Exercise objective: Without the pictures, can you quote each line below exactly?

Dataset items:
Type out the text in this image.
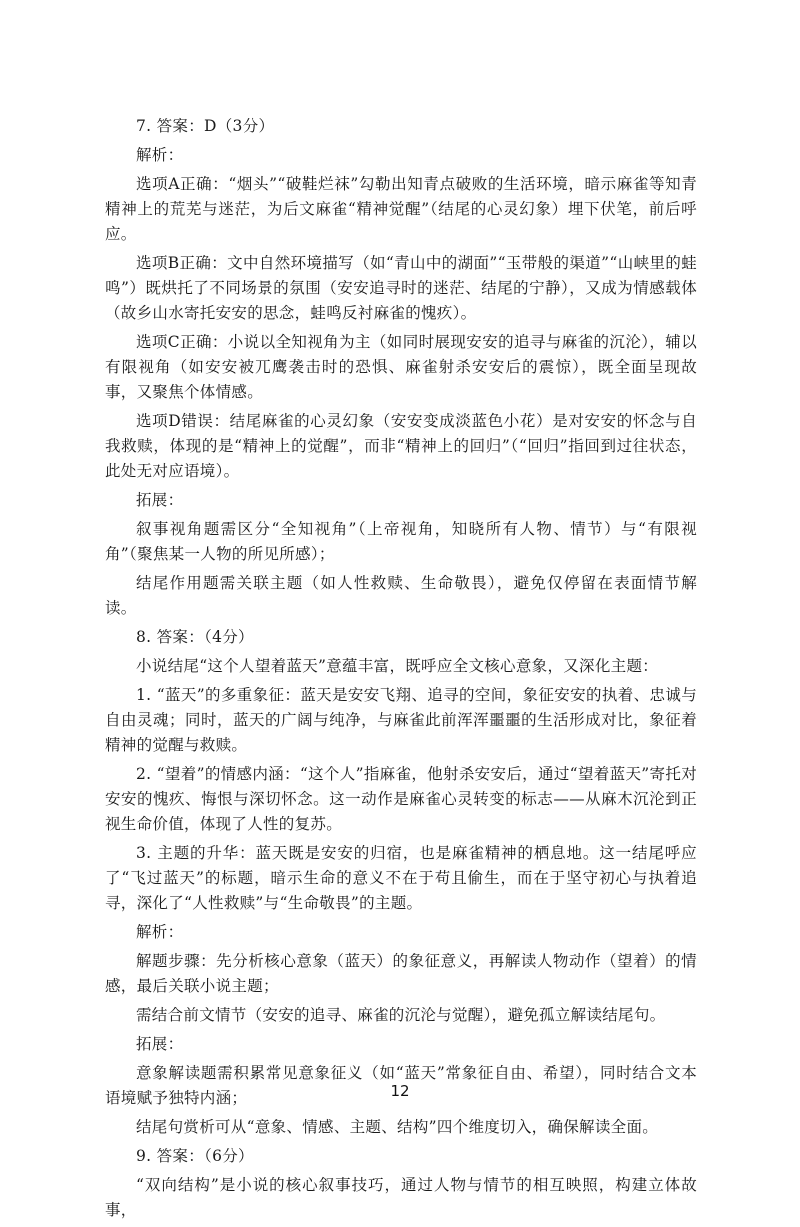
7. 答案：D（3分）

解析：

选项A正确：“烟头”“破鞋烂袜”勾勒出知青点破败的生活环境，暗示麻雀等知青精神上的荒芜与迷茫，为后文麻雀“精神觉醒”（结尾的心灵幻象）埋下伏笔，前后呼应。

选项B正确：文中自然环境描写（如“青山中的湖面”“玉带般的渠道”“山峡里的蛙鸣”）既烘托了不同场景的氛围（安安追寻时的迷茫、结尾的宁静），又成为情感载体（故乡山水寄托安安的思念，蛙鸣反衬麻雀的愧疚）。

选项C正确：小说以全知视角为主（如同时展现安安的追寻与麻雀的沉沦），辅以有限视角（如安安被兀鹰袭击时的恐惧、麻雀射杀安安后的震惊），既全面呈现故事，又聚焦个体情感。

选项D错误：结尾麻雀的心灵幻象（安安变成淡蓝色小花）是对安安的怀念与自我救赎，体现的是“精神上的觉醒”，而非“精神上的回归”（“回归”指回到过往状态，此处无对应语境）。

拓展：

叙事视角题需区分“全知视角”（上帝视角，知晓所有人物、情节）与“有限视角”（聚焦某一人物的所见所感）；

结尾作用题需关联主题（如人性救赎、生命敬畏），避免仅停留在表面情节解读。

8. 答案：（4分）

小说结尾“这个人望着蓝天”意蕴丰富，既呼应全文核心意象，又深化主题：

1. “蓝天”的多重象征：蓝天是安安飞翔、追寻的空间，象征安安的执着、忠诚与自由灵魂；同时，蓝天的广阔与纯净，与麻雀此前浑浑噩噩的生活形成对比，象征着精神的觉醒与救赎。

2. “望着”的情感内涵：“这个人”指麻雀，他射杀安安后，通过“望着蓝天”寄托对安安的愧疚、悔恨与深切怀念。这一动作是麻雀心灵转变的标志——从麻木沉沦到正视生命价值，体现了人性的复苏。

3. 主题的升华：蓝天既是安安的归宿，也是麻雀精神的栖息地。这一结尾呼应了“飞过蓝天”的标题，暗示生命的意义不在于苟且偷生，而在于坚守初心与执着追寻，深化了“人性救赎”与“生命敬畏”的主题。

解析：

解题步骤：先分析核心意象（蓝天）的象征意义，再解读人物动作（望着）的情感，最后关联小说主题；

需结合前文情节（安安的追寻、麻雀的沉沦与觉醒），避免孤立解读结尾句。

拓展：

意象解读题需积累常见意象征义（如“蓝天”常象征自由、希望），同时结合文本语境赋予独特内涵；

结尾句赏析可从“意象、情感、主题、结构”四个维度切入，确保解读全面。

9. 答案：（6分）

“双向结构”是小说的核心叙事技巧，通过人物与情节的相互映照，构建立体故事，

12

Output of the task:
Type out the text in this image.
7. 答案：D（3分）

解析：

选项A正确：“烟头”“破鞋烂袜”勾勒出知青点破败的生活环境，暗示麻雀等知青精神上的荒芜与迷茫，为后文麻雀“精神觉醒”（结尾的心灵幻象）埋下伏笔，前后呼应。

选项B正确：文中自然环境描写（如“青山中的湖面”“玉带般的渠道”“山峡里的蛙鸣”）既烘托了不同场景的氛围（安安追寻时的迷茫、结尾的宁静），又成为情感载体（故乡山水寄托安安的思念，蛙鸣反衬麻雀的愧疚）。

选项C正确：小说以全知视角为主（如同时展现安安的追寻与麻雀的沉沦），辅以有限视角（如安安被兀鹰袭击时的恐惧、麻雀射杀安安后的震惊），既全面呈现故事，又聚焦个体情感。

选项D错误：结尾麻雀的心灵幻象（安安变成淡蓝色小花）是对安安的怀念与自我救赎，体现的是“精神上的觉醒”，而非“精神上的回归”（“回归”指回到过往状态，此处无对应语境）。

拓展：

叙事视角题需区分“全知视角”（上帝视角，知晓所有人物、情节）与“有限视角”（聚焦某一人物的所见所感）；

结尾作用题需关联主题（如人性救赎、生命敬畏），避免仅停留在表面情节解读。

8. 答案：（4分）

小说结尾“这个人望着蓝天”意蕴丰富，既呼应全文核心意象，又深化主题：

1. “蓝天”的多重象征：蓝天是安安飞翔、追寻的空间，象征安安的执着、忠诚与自由灵魂；同时，蓝天的广阔与纯净，与麻雀此前浑浑噩噩的生活形成对比，象征着精神的觉醒与救赎。

2. “望着”的情感内涵：“这个人”指麻雀，他射杀安安后，通过“望着蓝天”寄托对安安的愧疚、悔恨与深切怀念。这一动作是麻雀心灵转变的标志——从麻木沉沦到正视生命价值，体现了人性的复苏。

3. 主题的升华：蓝天既是安安的归宿，也是麻雀精神的栖息地。这一结尾呼应了“飞过蓝天”的标题，暗示生命的意义不在于苟且偷生，而在于坚守初心与执着追寻，深化了“人性救赎”与“生命敬畏”的主题。

解析：

解题步骤：先分析核心意象（蓝天）的象征意义，再解读人物动作（望着）的情感，最后关联小说主题；

需结合前文情节（安安的追寻、麻雀的沉沦与觉醒），避免孤立解读结尾句。

拓展：

意象解读题需积累常见意象征义（如“蓝天”常象征自由、希望），同时结合文本语境赋予独特内涵；

结尾句赏析可从“意象、情感、主题、结构”四个维度切入，确保解读全面。

9. 答案：（6分）

“双向结构”是小说的核心叙事技巧，通过人物与情节的相互映照，构建立体故事，

12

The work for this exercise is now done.